--- start Available data ---

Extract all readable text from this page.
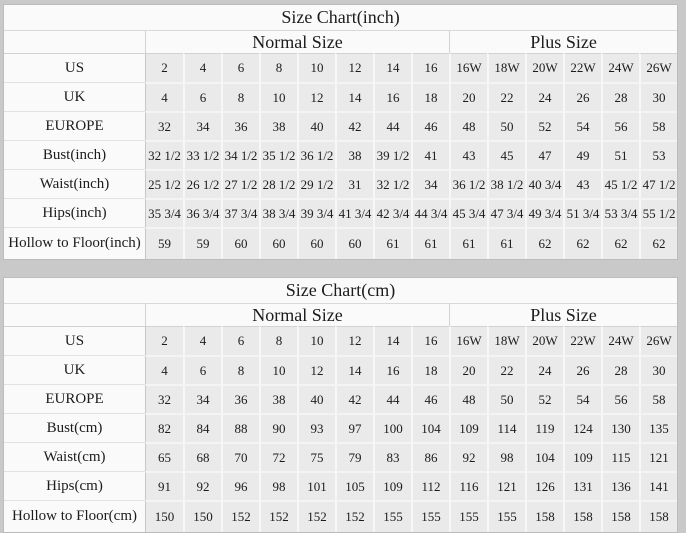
Size Chart(inch)														
	Normal Size								Plus Size					
US	2	4	6	8	10	12	14	16	16W	18W	20W	22W	24W	26W
UK	4	6	8	10	12	14	16	18	20	22	24	26	28	30
EUROPE	32	34	36	38	40	42	44	46	48	50	52	54	56	58
Bust(inch)	32 1/2	33 1/2	34 1/2	35 1/2	36 1/2	38	39 1/2	41	43	45	47	49	51	53
Waist(inch)	25 1/2	26 1/2	27 1/2	28 1/2	29 1/2	31	32 1/2	34	36 1/2	38 1/2	40 3/4	43	45 1/2	47 1/2
Hips(inch)	35 3/4	36 3/4	37 3/4	38 3/4	39 3/4	41 3/4	42 3/4	44 3/4	45 3/4	47 3/4	49 3/4	51 3/4	53 3/4	55 1/2
Hollow to Floor(inch)	59	59	60	60	60	60	61	61	61	61	62	62	62	62
Size Chart(cm)														
	Normal Size								Plus Size					
US	2	4	6	8	10	12	14	16	16W	18W	20W	22W	24W	26W
UK	4	6	8	10	12	14	16	18	20	22	24	26	28	30
EUROPE	32	34	36	38	40	42	44	46	48	50	52	54	56	58
Bust(cm)	82	84	88	90	93	97	100	104	109	114	119	124	130	135
Waist(cm)	65	68	70	72	75	79	83	86	92	98	104	109	115	121
Hips(cm)	91	92	96	98	101	105	109	112	116	121	126	131	136	141
Hollow to Floor(cm)	150	150	152	152	152	152	155	155	155	155	158	158	158	158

--- end Available data ---

Every record above must be given again exactly; drop the pictures.

Extract all readable text from this page.
Size Chart(inch)														
	Normal Size								Plus Size					
US	2	4	6	8	10	12	14	16	16W	18W	20W	22W	24W	26W
UK	4	6	8	10	12	14	16	18	20	22	24	26	28	30
EUROPE	32	34	36	38	40	42	44	46	48	50	52	54	56	58
Bust(inch)	32 1/2	33 1/2	34 1/2	35 1/2	36 1/2	38	39 1/2	41	43	45	47	49	51	53
Waist(inch)	25 1/2	26 1/2	27 1/2	28 1/2	29 1/2	31	32 1/2	34	36 1/2	38 1/2	40 3/4	43	45 1/2	47 1/2
Hips(inch)	35 3/4	36 3/4	37 3/4	38 3/4	39 3/4	41 3/4	42 3/4	44 3/4	45 3/4	47 3/4	49 3/4	51 3/4	53 3/4	55 1/2
Hollow to Floor(inch)	59	59	60	60	60	60	61	61	61	61	62	62	62	62
Size Chart(cm)														
	Normal Size								Plus Size					
US	2	4	6	8	10	12	14	16	16W	18W	20W	22W	24W	26W
UK	4	6	8	10	12	14	16	18	20	22	24	26	28	30
EUROPE	32	34	36	38	40	42	44	46	48	50	52	54	56	58
Bust(cm)	82	84	88	90	93	97	100	104	109	114	119	124	130	135
Waist(cm)	65	68	70	72	75	79	83	86	92	98	104	109	115	121
Hips(cm)	91	92	96	98	101	105	109	112	116	121	126	131	136	141
Hollow to Floor(cm)	150	150	152	152	152	152	155	155	155	155	158	158	158	158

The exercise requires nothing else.